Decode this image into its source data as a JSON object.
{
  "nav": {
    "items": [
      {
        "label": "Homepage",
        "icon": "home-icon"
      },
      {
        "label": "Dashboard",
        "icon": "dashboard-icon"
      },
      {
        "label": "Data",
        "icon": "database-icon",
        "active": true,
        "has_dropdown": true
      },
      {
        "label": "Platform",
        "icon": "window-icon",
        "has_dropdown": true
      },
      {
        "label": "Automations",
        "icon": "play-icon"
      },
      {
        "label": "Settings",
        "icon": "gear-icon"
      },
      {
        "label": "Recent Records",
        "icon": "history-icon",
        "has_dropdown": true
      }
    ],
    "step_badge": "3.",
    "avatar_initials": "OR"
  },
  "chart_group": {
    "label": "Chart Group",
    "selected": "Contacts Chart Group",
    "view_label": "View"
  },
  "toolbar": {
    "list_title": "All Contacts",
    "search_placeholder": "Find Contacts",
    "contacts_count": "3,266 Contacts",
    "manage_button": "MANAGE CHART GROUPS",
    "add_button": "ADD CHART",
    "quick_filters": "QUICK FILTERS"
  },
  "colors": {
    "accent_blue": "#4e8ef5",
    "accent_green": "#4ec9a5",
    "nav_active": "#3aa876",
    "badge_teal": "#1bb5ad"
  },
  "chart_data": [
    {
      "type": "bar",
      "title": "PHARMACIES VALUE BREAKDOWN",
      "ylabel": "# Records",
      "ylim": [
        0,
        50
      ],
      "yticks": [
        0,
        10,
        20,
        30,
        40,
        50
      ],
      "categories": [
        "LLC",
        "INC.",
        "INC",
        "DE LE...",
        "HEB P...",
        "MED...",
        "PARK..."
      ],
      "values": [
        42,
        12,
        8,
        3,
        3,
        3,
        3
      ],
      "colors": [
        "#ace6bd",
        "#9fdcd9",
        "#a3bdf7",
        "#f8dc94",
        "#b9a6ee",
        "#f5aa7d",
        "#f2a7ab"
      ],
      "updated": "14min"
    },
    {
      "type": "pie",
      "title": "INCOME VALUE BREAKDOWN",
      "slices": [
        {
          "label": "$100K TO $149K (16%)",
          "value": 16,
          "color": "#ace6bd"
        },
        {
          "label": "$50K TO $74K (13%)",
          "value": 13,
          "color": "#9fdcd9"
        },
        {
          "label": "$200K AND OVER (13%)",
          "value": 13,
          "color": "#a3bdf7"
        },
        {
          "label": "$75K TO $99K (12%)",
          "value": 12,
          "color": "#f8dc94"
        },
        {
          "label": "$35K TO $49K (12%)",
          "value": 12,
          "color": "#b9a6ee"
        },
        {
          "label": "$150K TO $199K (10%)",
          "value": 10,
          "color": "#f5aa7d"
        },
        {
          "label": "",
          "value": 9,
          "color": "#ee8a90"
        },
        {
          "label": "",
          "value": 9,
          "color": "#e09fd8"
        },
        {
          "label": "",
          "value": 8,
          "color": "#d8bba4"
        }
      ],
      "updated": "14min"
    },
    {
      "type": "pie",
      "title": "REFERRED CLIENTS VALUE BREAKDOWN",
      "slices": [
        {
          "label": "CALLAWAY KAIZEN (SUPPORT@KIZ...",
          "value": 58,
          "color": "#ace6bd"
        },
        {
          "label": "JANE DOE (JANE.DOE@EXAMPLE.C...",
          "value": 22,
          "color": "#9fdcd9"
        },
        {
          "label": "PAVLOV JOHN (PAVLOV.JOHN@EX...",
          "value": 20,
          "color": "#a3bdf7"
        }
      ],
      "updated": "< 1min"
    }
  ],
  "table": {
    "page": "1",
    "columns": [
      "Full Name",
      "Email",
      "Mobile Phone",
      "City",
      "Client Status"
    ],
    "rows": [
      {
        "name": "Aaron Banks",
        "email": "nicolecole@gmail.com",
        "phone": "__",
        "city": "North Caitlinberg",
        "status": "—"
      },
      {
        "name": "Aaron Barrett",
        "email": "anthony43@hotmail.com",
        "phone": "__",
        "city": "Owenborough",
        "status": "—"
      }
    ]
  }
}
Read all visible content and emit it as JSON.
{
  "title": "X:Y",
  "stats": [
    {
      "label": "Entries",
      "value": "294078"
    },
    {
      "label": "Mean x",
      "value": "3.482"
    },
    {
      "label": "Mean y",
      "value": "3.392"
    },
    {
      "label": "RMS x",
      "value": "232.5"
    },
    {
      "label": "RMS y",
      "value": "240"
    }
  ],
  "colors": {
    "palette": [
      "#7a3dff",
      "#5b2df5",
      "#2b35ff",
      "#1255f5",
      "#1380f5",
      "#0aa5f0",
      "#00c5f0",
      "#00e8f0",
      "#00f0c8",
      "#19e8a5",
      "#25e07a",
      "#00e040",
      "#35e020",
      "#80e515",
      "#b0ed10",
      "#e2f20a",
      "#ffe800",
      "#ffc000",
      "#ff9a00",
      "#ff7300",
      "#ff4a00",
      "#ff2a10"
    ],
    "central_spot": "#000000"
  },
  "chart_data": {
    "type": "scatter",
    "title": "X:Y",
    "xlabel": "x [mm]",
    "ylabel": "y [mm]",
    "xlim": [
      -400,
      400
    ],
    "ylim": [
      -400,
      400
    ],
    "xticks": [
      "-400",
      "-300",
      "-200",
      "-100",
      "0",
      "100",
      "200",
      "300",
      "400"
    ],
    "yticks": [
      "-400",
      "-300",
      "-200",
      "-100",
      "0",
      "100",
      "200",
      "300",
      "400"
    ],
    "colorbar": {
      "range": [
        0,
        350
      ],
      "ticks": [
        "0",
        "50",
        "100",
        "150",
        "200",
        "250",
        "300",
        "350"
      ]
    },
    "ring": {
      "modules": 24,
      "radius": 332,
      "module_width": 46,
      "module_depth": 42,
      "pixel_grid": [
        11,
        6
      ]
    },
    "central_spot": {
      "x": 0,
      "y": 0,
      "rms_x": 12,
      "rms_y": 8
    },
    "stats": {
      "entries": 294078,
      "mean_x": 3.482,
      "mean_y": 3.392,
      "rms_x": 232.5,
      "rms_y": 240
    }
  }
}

*Exercise brief*.
Copy all lines from the material that hold "BREAKDOWN".

*Answer below*.
      "title": "PHARMACIES VALUE BREAKDOWN",
      "title": "INCOME VALUE BREAKDOWN",
      "title": "REFERRED CLIENTS VALUE BREAKDOWN",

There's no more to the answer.